**** Extract ****

Friday, 8 July 2011

With David Zinger on Employee Engagement

 

  On Tuesday I spent the afternoon with David Zinger, founder and host of the Employee Engagement ning community.  I feel David and I go way back as he was one of the few ‘HR’ people blogging when I started up, just over four years ago.  I also started my Human Capital ning group shortly after his, but mine peaked at about 50 people, whilst David’s has over 4000 members!

For David, the path to exceptional employee engagement travels through engagement mythology to the concrete grounding of tactical engagement (kaizengagement)

Debunking 21 myths of employee engagement

David's in-depth research has discovered that employee engagement has a number of myths attached to it (5 of them are here).  My other favourites, some of which I agree are myths, and others which I still believe are true are:

Myths

  • We need a singular definition of engagement.  No – I agree this is a myth, and talked about it recently during my presentation with David Macleod and Nita Clarke of the Employee Engagement Taskforce.
  • WIIFM is more important than WIIFU.  Organisations are more than just collections of individuals.  An organisation of engaged individuals who would sabotage each others’ careers isn’t going to be any more effective than a true team of disengaged employees.  We need to be thinking about engagement as a socially developed outcome rather than an individualised one.
  • Data trumps story.  Measurement has a limited role in HCM.  It’s fine for the transactional stuff, but the more important something is, the harder it is to measure.  Look at Gary Hamel’s triangle describing the range of behaviours people can use to involve themselves in their work.  Obedience at the bottom can be measured fairly easily.  Passion at the top is a lot harder, but it much more important today.  It can be measured – but mainly through pictures and stories, not metrics and analytics.

****

- **Given instruction A**: From the employee engagement blog post, output the passage from "David's in-depth research" to "Employee Engagement Taskforce." word for word.
- **Given instruction B**: List every myth that appears as a bullet under the "Myths" heading in the employee engagement blog post.

**** Supplied data ****

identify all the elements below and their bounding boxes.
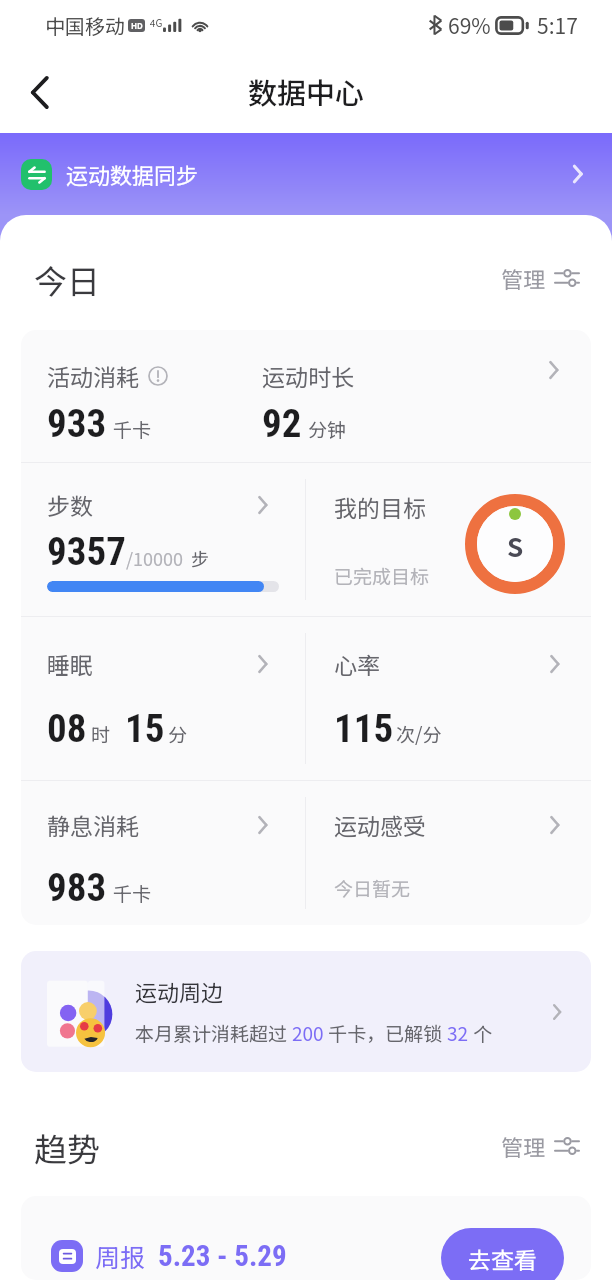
staticText: 933: [47, 401, 107, 447]
staticText: 趋势: [34, 1124, 100, 1172]
staticText: 活动消耗: [47, 359, 139, 392]
staticText: 92: [262, 401, 302, 447]
staticText: 周报: [95, 1238, 146, 1274]
staticText: 管理: [501, 262, 546, 294]
staticText: 管理: [501, 1130, 546, 1162]
staticText: 静息消耗: [47, 808, 139, 841]
staticText: 千卡: [113, 415, 152, 443]
button[interactable]: 步数: [21, 463, 305, 616]
staticText: 心率: [334, 647, 380, 680]
staticText: 中国移动: [45, 11, 125, 40]
staticText: 15: [125, 706, 165, 752]
staticText: 运动感受: [334, 808, 426, 841]
button[interactable]: 运动数据同步: [0, 133, 612, 215]
staticText: 我的目标: [334, 490, 426, 523]
staticText: 次/分: [396, 720, 442, 748]
staticText: /10000: [126, 545, 184, 571]
staticText: 5.23 - 5.29: [158, 1239, 287, 1273]
staticText: 运动数据同步: [66, 158, 199, 190]
staticText: S: [507, 527, 524, 565]
staticText: 步数: [47, 488, 93, 521]
staticText: 已完成目标: [334, 562, 430, 590]
staticText: 69%: [448, 10, 491, 40]
button[interactable]: 我的目标: [306, 463, 591, 616]
staticText: 数据中心: [248, 70, 365, 112]
staticText: 4G: [150, 15, 163, 29]
staticText: 分: [168, 720, 188, 748]
staticText: HD: [131, 20, 143, 32]
staticText: 步: [191, 545, 209, 571]
staticText: 今日: [34, 256, 100, 304]
staticText: 115: [334, 706, 394, 752]
button[interactable]: 管理: [498, 258, 582, 298]
button[interactable]: Back: [14, 66, 66, 118]
button[interactable]: 去查看: [441, 1228, 564, 1280]
staticText: 个: [469, 1019, 493, 1047]
button[interactable]: 睡眠: [21, 617, 305, 780]
staticText: 去查看: [468, 1242, 537, 1275]
staticText: 32: [447, 1019, 469, 1047]
button[interactable]: 管理: [498, 1126, 582, 1166]
staticText: 睡眠: [47, 647, 93, 680]
staticText: 200: [292, 1019, 324, 1047]
staticText: 千卡: [113, 879, 152, 907]
button[interactable]: 运动周边: [21, 951, 591, 1072]
staticText: 运动时长: [262, 359, 354, 392]
staticText: 分钟: [308, 415, 347, 443]
staticText: 9357: [47, 529, 126, 575]
button[interactable]: 静息消耗: [21, 781, 305, 925]
staticText: 今日暂无: [334, 874, 411, 902]
staticText: 运动周边: [135, 975, 224, 1007]
staticText: 时: [91, 720, 111, 748]
button[interactable]: 心率: [306, 617, 591, 780]
staticText: 本月累计消耗超过: [135, 1019, 292, 1047]
staticText: 千卡，已解锁: [324, 1019, 447, 1047]
staticText: 983: [47, 865, 107, 911]
button[interactable]: 运动感受: [306, 781, 591, 925]
staticText: 08: [47, 706, 87, 752]
button[interactable]: 活动消耗: [21, 330, 591, 462]
staticText: 5:17: [537, 10, 578, 40]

****

- **Full output A**:
David's in-depth research has discovered that employee engagement has a number of myths attached to it (5 of them are here).  My other favourites, some of which I agree are myths, and others which I still believe are true are:

Myths

  • We need a singular definition of engagement.  No – I agree this is a myth, and talked about it recently during my presentation with David Macleod and Nita Clarke of the Employee Engagement Taskforce.

- **Full output B**:
- We need a singular definition of engagement.
- WIIFM is more important than WIIFU.
- Data trumps story.